[Dataset entries]
__________

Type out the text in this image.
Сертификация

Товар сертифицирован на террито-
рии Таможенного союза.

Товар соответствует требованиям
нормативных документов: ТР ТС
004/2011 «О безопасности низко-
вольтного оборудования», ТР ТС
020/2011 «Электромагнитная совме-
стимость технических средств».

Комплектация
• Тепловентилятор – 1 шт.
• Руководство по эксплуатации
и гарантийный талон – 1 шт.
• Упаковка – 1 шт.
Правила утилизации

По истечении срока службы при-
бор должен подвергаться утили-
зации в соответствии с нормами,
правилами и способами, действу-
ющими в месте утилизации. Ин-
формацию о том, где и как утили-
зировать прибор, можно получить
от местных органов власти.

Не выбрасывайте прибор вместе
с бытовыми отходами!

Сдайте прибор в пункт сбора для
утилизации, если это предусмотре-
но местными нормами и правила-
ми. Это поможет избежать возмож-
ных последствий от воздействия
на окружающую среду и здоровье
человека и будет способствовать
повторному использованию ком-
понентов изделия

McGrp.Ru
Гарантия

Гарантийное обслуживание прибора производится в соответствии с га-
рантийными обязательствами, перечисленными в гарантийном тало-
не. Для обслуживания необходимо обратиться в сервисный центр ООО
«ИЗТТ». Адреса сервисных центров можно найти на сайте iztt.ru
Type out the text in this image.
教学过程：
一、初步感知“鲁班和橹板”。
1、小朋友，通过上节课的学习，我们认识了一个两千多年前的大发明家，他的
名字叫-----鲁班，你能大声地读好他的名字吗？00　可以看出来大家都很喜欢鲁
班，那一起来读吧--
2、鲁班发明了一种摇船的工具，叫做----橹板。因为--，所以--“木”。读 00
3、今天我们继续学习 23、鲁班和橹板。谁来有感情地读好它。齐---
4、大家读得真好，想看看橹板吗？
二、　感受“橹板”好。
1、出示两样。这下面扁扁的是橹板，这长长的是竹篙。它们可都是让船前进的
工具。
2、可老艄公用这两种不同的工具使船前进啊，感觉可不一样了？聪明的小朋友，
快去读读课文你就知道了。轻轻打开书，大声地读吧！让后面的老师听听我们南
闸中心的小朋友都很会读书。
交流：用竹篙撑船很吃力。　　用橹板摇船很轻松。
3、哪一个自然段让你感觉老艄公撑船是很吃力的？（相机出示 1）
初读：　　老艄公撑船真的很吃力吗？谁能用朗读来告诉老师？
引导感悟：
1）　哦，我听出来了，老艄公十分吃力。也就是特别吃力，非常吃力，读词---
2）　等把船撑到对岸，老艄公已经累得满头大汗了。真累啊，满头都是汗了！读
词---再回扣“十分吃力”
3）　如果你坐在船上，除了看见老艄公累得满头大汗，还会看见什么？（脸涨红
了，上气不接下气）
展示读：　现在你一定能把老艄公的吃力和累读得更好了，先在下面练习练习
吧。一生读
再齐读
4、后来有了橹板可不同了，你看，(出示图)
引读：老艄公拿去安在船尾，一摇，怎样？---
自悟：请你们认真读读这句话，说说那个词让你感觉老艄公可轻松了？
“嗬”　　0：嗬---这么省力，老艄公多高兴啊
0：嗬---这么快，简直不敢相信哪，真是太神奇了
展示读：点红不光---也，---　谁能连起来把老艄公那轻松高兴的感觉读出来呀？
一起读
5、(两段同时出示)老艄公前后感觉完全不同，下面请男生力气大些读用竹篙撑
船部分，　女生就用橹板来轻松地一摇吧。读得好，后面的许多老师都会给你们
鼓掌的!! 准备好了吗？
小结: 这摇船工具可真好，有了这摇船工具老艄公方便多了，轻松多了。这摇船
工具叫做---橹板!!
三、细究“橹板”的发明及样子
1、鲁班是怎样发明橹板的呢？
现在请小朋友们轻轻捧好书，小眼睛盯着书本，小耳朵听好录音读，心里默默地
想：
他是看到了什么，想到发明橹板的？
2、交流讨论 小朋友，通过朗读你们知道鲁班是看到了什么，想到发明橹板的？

__________

Given problem:
Each record above should be returned exactly as it appears.

Solved exercise:
Type out the text in this image.
Сертификация

Товар сертифицирован на террито-
рии Таможенного союза.

Товар соответствует требованиям
нормативных документов: ТР ТС
004/2011 «О безопасности низко-
вольтного оборудования», ТР ТС
020/2011 «Электромагнитная совме-
стимость технических средств».

Комплектация
• Тепловентилятор – 1 шт.
• Руководство по эксплуатации
и гарантийный талон – 1 шт.
• Упаковка – 1 шт.
Правила утилизации

По истечении срока службы при-
бор должен подвергаться утили-
зации в соответствии с нормами,
правилами и способами, действу-
ющими в месте утилизации. Ин-
формацию о том, где и как утили-
зировать прибор, можно получить
от местных органов власти.

Не выбрасывайте прибор вместе
с бытовыми отходами!

Сдайте прибор в пункт сбора для
утилизации, если это предусмотре-
но местными нормами и правила-
ми. Это поможет избежать возмож-
ных последствий от воздействия
на окружающую среду и здоровье
человека и будет способствовать
повторному использованию ком-
понентов изделия

McGrp.Ru
Гарантия

Гарантийное обслуживание прибора производится в соответствии с га-
рантийными обязательствами, перечисленными в гарантийном тало-
не. Для обслуживания необходимо обратиться в сервисный центр ООО
«ИЗТТ». Адреса сервисных центров можно найти на сайте iztt.ru
Type out the text in this image.
教学过程：
一、初步感知“鲁班和橹板”。
1、小朋友，通过上节课的学习，我们认识了一个两千多年前的大发明家，他的
名字叫-----鲁班，你能大声地读好他的名字吗？00　可以看出来大家都很喜欢鲁
班，那一起来读吧--
2、鲁班发明了一种摇船的工具，叫做----橹板。因为--，所以--“木”。读 00
3、今天我们继续学习 23、鲁班和橹板。谁来有感情地读好它。齐---
4、大家读得真好，想看看橹板吗？
二、　感受“橹板”好。
1、出示两样。这下面扁扁的是橹板，这长长的是竹篙。它们可都是让船前进的
工具。
2、可老艄公用这两种不同的工具使船前进啊，感觉可不一样了？聪明的小朋友，
快去读读课文你就知道了。轻轻打开书，大声地读吧！让后面的老师听听我们南
闸中心的小朋友都很会读书。
交流：用竹篙撑船很吃力。　　用橹板摇船很轻松。
3、哪一个自然段让你感觉老艄公撑船是很吃力的？（相机出示 1）
初读：　　老艄公撑船真的很吃力吗？谁能用朗读来告诉老师？
引导感悟：
1）　哦，我听出来了，老艄公十分吃力。也就是特别吃力，非常吃力，读词---
2）　等把船撑到对岸，老艄公已经累得满头大汗了。真累啊，满头都是汗了！读
词---再回扣“十分吃力”
3）　如果你坐在船上，除了看见老艄公累得满头大汗，还会看见什么？（脸涨红
了，上气不接下气）
展示读：　现在你一定能把老艄公的吃力和累读得更好了，先在下面练习练习
吧。一生读
再齐读
4、后来有了橹板可不同了，你看，(出示图)
引读：老艄公拿去安在船尾，一摇，怎样？---
自悟：请你们认真读读这句话，说说那个词让你感觉老艄公可轻松了？
“嗬”　　0：嗬---这么省力，老艄公多高兴啊
0：嗬---这么快，简直不敢相信哪，真是太神奇了
展示读：点红不光---也，---　谁能连起来把老艄公那轻松高兴的感觉读出来呀？
一起读
5、(两段同时出示)老艄公前后感觉完全不同，下面请男生力气大些读用竹篙撑
船部分，　女生就用橹板来轻松地一摇吧。读得好，后面的许多老师都会给你们
鼓掌的!! 准备好了吗？
小结: 这摇船工具可真好，有了这摇船工具老艄公方便多了，轻松多了。这摇船
工具叫做---橹板!!
三、细究“橹板”的发明及样子
1、鲁班是怎样发明橹板的呢？
现在请小朋友们轻轻捧好书，小眼睛盯着书本，小耳朵听好录音读，心里默默地
想：
他是看到了什么，想到发明橹板的？
2、交流讨论 小朋友，通过朗读你们知道鲁班是看到了什么，想到发明橹板的？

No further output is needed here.